- [WORK REQUIRED]
Could you convert the lines from the one containing "Patent image size: (1046, 825)." to the one containing "The piezoelectric element 83 is", both included, into a numbered list with blank lines left out?

- [RECORDS FOR THIS TASK]

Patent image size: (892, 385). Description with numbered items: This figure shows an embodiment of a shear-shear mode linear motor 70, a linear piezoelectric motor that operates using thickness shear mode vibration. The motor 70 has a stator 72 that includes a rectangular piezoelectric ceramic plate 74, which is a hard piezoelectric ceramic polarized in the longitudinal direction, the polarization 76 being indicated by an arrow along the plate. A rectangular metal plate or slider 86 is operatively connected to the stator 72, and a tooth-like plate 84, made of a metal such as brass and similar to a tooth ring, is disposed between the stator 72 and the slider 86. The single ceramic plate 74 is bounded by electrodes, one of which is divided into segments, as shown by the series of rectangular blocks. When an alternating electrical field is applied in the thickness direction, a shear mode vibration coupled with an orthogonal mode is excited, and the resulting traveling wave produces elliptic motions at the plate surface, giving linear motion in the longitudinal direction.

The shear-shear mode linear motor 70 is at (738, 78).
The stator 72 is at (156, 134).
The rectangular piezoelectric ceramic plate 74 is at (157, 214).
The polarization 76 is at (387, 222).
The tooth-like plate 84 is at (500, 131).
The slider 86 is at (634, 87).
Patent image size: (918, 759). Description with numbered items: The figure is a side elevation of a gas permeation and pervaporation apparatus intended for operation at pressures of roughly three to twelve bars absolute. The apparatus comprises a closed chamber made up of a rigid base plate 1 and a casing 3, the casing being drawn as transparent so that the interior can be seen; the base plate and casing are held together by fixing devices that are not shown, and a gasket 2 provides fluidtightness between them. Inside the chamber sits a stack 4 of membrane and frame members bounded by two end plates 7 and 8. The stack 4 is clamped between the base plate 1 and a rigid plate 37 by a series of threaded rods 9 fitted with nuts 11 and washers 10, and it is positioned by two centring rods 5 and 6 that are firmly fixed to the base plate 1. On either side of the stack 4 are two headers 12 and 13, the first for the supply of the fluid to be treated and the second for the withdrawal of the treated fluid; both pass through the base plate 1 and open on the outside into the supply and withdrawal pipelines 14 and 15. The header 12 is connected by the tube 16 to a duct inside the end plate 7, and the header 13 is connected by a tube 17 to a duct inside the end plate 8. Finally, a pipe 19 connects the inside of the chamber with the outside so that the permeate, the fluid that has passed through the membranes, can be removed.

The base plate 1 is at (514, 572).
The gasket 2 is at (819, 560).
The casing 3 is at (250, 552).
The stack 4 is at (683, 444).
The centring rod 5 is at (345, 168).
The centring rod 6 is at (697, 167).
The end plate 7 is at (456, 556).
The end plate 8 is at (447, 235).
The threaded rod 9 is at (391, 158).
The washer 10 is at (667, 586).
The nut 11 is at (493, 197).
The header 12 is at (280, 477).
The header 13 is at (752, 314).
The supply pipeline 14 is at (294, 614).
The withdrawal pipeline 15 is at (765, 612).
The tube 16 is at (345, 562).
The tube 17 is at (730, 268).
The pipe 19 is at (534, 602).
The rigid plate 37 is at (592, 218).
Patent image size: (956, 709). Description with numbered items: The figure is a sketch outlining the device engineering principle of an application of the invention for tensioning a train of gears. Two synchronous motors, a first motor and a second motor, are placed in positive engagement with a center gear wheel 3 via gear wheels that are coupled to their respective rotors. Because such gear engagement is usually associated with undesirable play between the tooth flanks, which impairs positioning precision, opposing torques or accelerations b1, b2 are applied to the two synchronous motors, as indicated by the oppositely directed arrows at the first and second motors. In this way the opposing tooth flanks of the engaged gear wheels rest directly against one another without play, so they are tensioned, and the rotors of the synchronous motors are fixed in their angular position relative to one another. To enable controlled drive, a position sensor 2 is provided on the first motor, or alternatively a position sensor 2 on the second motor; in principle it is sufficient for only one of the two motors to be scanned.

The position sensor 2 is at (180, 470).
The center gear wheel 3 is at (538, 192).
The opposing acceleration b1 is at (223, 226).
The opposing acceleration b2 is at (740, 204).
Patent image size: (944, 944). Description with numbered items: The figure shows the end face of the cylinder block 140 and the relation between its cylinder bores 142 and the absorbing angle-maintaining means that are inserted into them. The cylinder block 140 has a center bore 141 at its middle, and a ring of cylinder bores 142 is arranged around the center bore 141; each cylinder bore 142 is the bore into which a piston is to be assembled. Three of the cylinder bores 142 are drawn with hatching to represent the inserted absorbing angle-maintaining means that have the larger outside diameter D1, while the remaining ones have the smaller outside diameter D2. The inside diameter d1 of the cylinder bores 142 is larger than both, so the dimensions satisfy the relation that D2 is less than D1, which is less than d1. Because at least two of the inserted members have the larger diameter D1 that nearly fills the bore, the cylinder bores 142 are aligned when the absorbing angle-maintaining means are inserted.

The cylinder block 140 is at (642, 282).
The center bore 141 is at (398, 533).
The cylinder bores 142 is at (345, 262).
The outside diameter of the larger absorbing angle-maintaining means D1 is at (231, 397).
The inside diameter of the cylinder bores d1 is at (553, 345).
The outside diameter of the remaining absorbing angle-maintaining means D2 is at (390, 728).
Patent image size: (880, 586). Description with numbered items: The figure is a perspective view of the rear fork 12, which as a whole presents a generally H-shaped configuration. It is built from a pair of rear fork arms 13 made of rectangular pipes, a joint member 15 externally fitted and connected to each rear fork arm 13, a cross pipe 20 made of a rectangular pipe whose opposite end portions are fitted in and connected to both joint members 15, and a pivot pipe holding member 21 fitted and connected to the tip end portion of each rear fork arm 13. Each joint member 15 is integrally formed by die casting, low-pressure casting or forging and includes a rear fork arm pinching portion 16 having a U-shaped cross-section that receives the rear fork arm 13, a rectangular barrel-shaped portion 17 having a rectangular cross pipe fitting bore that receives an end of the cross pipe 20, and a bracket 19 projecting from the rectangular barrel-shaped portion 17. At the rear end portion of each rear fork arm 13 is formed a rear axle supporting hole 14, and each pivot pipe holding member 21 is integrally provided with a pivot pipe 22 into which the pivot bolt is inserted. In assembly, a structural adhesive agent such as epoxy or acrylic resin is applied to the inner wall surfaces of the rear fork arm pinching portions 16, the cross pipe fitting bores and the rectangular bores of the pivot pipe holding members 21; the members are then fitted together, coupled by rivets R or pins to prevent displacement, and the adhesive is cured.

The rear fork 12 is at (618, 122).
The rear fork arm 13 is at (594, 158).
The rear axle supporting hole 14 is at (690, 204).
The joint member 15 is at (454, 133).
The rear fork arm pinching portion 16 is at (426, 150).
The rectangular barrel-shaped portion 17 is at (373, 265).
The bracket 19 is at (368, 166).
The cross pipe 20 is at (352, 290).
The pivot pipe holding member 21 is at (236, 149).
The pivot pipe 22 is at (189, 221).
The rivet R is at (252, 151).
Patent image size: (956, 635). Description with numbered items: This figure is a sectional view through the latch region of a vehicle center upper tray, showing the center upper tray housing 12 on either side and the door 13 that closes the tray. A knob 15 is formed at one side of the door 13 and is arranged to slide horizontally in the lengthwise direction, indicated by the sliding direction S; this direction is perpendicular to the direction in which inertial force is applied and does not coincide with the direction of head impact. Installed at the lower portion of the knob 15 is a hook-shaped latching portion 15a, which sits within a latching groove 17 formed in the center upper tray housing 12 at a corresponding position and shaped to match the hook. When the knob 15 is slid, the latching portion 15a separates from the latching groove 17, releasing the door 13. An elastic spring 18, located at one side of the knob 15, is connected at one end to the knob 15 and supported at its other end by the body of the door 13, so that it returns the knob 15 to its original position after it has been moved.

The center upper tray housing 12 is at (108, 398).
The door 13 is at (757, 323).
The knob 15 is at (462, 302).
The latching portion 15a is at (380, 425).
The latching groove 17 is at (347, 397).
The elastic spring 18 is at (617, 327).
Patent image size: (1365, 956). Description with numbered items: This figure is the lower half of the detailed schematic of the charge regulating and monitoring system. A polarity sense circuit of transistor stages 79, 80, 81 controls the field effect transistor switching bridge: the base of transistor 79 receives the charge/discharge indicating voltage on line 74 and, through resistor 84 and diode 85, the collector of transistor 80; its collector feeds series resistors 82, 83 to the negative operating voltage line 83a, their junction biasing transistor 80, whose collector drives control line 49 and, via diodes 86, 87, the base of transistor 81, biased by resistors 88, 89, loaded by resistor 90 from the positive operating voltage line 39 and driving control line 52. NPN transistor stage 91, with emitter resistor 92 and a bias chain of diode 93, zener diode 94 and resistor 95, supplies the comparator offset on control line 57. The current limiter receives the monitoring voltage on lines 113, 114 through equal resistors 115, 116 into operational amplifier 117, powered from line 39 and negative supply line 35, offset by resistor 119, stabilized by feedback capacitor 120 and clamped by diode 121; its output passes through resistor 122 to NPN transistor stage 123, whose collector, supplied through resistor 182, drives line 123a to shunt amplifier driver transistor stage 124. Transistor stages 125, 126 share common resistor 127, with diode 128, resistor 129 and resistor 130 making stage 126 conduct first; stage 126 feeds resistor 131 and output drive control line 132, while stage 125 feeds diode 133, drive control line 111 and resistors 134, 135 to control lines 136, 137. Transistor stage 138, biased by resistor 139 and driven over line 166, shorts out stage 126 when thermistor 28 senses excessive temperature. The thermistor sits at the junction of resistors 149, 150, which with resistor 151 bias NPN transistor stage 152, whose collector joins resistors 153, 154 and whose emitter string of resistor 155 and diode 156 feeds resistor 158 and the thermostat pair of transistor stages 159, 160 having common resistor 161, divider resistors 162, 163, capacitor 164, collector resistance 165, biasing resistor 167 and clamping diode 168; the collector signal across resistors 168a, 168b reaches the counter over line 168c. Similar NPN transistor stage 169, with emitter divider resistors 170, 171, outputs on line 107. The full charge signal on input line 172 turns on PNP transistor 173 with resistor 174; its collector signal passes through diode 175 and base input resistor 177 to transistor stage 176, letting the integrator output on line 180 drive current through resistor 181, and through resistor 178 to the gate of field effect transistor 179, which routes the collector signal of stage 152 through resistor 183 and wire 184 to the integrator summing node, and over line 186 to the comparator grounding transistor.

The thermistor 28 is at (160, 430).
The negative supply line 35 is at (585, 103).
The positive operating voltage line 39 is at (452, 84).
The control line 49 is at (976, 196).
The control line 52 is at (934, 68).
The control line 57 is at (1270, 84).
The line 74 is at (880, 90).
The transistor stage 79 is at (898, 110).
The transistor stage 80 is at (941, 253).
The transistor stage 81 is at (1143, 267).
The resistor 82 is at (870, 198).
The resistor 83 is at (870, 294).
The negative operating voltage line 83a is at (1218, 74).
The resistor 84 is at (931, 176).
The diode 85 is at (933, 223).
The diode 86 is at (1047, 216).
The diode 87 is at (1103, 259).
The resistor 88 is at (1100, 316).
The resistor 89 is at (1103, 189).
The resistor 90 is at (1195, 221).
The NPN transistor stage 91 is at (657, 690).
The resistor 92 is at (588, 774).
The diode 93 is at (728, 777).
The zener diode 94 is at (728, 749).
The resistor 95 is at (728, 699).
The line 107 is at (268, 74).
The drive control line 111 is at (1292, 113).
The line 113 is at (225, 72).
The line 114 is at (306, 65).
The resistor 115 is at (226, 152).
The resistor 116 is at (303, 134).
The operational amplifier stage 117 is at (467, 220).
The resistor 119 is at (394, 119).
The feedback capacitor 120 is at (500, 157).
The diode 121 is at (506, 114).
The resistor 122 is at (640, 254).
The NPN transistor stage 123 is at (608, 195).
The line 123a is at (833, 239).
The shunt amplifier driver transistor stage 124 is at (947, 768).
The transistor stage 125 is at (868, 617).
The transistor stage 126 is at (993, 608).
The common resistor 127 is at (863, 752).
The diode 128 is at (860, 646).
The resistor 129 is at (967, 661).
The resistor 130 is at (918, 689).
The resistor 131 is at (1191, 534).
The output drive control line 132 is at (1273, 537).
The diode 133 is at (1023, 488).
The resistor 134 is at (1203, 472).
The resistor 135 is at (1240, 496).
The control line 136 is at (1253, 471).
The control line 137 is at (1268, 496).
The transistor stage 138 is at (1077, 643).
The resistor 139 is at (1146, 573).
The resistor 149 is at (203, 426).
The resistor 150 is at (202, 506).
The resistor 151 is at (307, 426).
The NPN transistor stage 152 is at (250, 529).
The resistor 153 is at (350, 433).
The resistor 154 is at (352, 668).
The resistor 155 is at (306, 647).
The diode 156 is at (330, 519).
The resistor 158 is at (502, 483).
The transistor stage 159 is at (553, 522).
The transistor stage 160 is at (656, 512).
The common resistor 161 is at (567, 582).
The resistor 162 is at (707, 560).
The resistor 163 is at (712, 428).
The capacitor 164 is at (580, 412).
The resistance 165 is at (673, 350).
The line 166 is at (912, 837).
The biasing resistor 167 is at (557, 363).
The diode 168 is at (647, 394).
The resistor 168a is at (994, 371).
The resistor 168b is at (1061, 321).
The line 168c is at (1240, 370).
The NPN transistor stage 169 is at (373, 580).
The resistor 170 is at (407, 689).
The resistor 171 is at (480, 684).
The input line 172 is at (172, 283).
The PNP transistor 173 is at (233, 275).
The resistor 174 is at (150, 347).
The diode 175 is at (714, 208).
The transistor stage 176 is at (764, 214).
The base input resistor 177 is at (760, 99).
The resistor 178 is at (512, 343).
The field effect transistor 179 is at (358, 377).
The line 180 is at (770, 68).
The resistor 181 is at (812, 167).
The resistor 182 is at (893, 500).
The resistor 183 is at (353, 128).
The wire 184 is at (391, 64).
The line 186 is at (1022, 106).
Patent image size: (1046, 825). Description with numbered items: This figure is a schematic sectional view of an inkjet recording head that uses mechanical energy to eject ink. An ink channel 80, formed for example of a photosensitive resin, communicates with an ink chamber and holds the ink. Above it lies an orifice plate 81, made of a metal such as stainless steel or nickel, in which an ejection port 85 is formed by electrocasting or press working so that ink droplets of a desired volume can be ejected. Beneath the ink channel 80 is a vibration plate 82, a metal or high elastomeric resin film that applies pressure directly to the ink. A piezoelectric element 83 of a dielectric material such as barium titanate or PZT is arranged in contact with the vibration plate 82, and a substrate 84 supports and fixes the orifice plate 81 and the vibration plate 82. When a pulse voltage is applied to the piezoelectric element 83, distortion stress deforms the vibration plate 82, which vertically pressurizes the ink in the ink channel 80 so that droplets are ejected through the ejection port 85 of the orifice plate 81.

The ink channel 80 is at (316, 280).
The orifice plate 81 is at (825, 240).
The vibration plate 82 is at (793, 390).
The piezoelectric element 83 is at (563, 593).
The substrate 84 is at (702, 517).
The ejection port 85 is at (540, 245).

- [SOLUTION FOR THIS PROBLEM]
1. Patent image size: (1046, 825). Description with numbered items: This figure is a schematic sectional view of an inkjet recording head that uses mechanical energy to eject ink. An ink channel 80, formed for example of a photosensitive resin, communicates with an ink chamber and holds the ink. Above it lies an orifice plate 81, made of a metal such as stainless steel or nickel, in which an ejection port 85 is formed by electrocasting or press working so that ink droplets of a desired volume can be ejected. Beneath the ink channel 80 is a vibration plate 82, a metal or high elastomeric resin film that applies pressure directly to the ink. A piezoelectric element 83 of a dielectric material such as barium titanate or PZT is arranged in contact with the vibration plate 82, and a substrate 84 supports and fixes the orifice plate 81 and the vibration plate 82. When a pulse voltage is applied to the piezoelectric element 83, distortion stress deforms the vibration plate 82, which vertically pressurizes the ink in the ink channel 80 so that droplets are ejected through the ejection port 85 of the orifice plate 81.
2. The ink channel 80 is at (316, 280).
3. The orifice plate 81 is at (825, 240).
4. The vibration plate 82 is at (793, 390).
5. The piezoelectric element 83 is at (563, 593).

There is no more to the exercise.